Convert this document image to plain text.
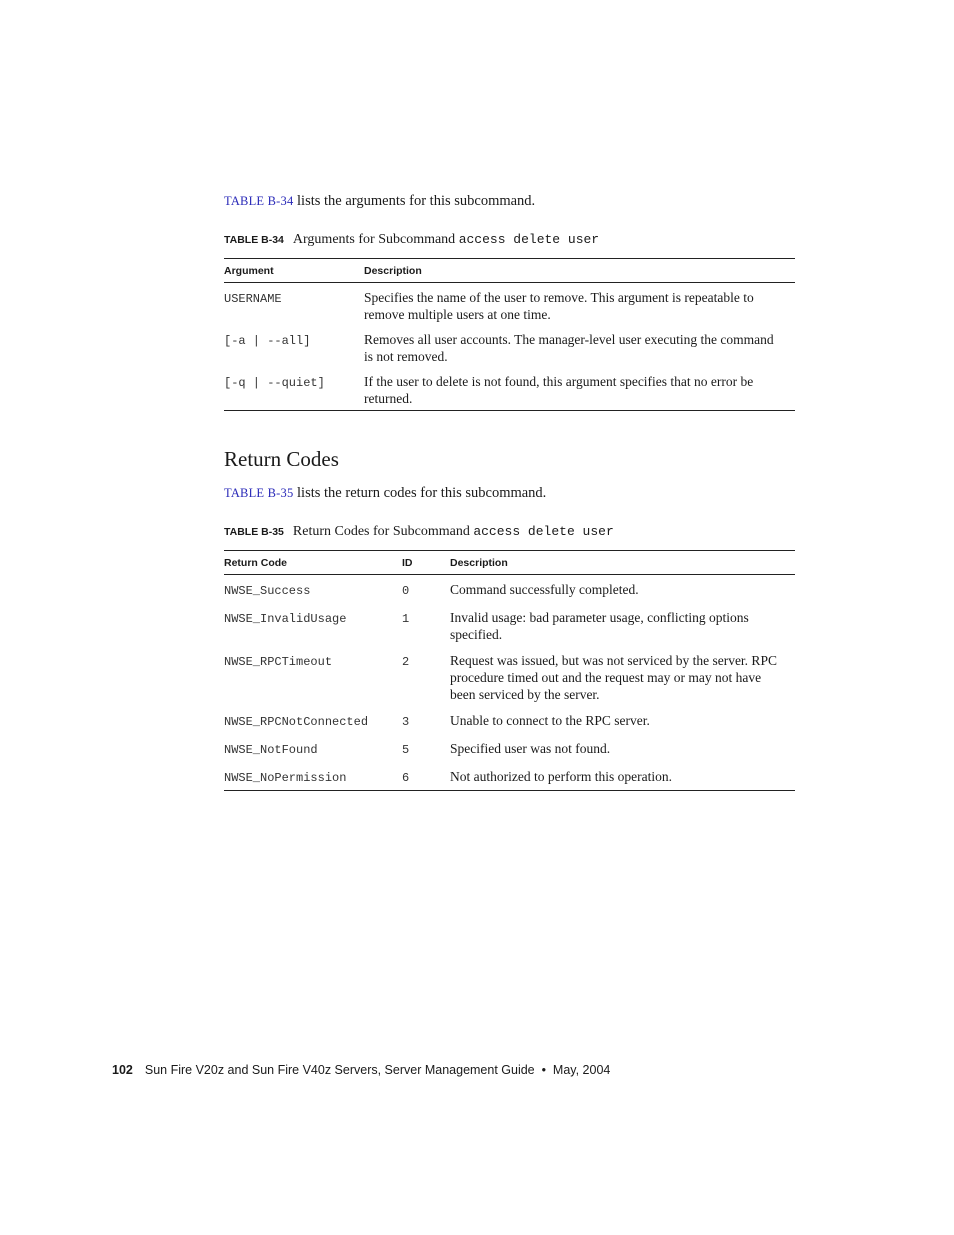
TABLE B-34 lists the arguments for this subcommand.
TABLE B-34 Arguments for Subcommand access delete user
Argument	Description
USERNAME	Specifies the name of the user to remove. This argument is repeatable to remove multiple users at one time.
[-a | --all]	Removes all user accounts. The manager-level user executing the command is not removed.
[-q | --quiet]	If the user to delete is not found, this argument specifies that no error be returned.
Return Codes
TABLE B-35 lists the return codes for this subcommand.
TABLE B-35 Return Codes for Subcommand access delete user
Return Code	ID	Description
NWSE_Success	0	Command successfully completed.
NWSE_InvalidUsage	1	Invalid usage: bad parameter usage, conflicting options specified.
NWSE_RPCTimeout	2	Request was issued, but was not serviced by the server. RPC procedure timed out and the request may or may not have been serviced by the server.
NWSE_RPCNotConnected	3	Unable to connect to the RPC server.
NWSE_NotFound	5	Specified user was not found.
NWSE_NoPermission	6	Not authorized to perform this operation.
102 Sun Fire V20z and Sun Fire V40z Servers, Server Management Guide  •  May, 2004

= Written task =
Copy every line from the entries that contains the word "access".

= Answer to the task =
TABLE B-34 Arguments for Subcommand access delete user
TABLE B-35 Return Codes for Subcommand access delete user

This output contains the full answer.